%%

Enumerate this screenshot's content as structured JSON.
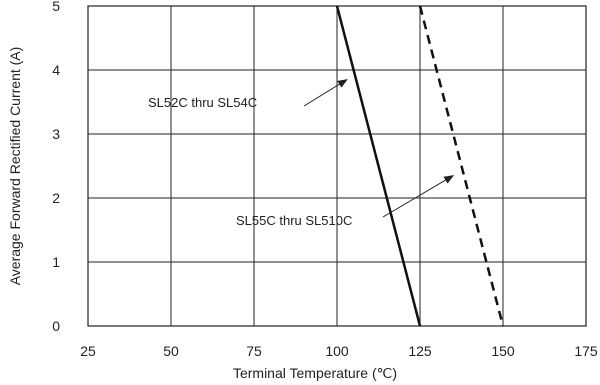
{
  "chart_data": {
    "type": "line",
    "title": "",
    "xlabel": "Terminal Temperature (℃)",
    "ylabel": "Average Forward Rectified Current (A)",
    "xlim": [
      25,
      175
    ],
    "ylim": [
      0,
      5
    ],
    "x_ticks": [
      "25",
      "50",
      "75",
      "100",
      "125",
      "150",
      "175"
    ],
    "y_ticks": [
      "0",
      "1",
      "2",
      "3",
      "4",
      "5"
    ],
    "grid": true,
    "series": [
      {
        "name": "SL52C thru SL54C",
        "style": "solid",
        "color": "#111111",
        "x": [
          100,
          125
        ],
        "y": [
          5,
          0
        ]
      },
      {
        "name": "SL55C thru SL510C",
        "style": "dashed",
        "color": "#111111",
        "x": [
          125,
          150
        ],
        "y": [
          5,
          0
        ]
      }
    ],
    "annotations": [
      {
        "text": "SL52C thru SL54C",
        "series": 0,
        "points_to": [
          103,
          3.85
        ]
      },
      {
        "text": "SL55C thru SL510C",
        "series": 1,
        "points_to": [
          135,
          2.35
        ]
      }
    ]
  }
}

%%

Brief
Go through the listing above and list every line that has the word "text".

Output below
        "text": "SL52C thru SL54C",
        "text": "SL55C thru SL510C",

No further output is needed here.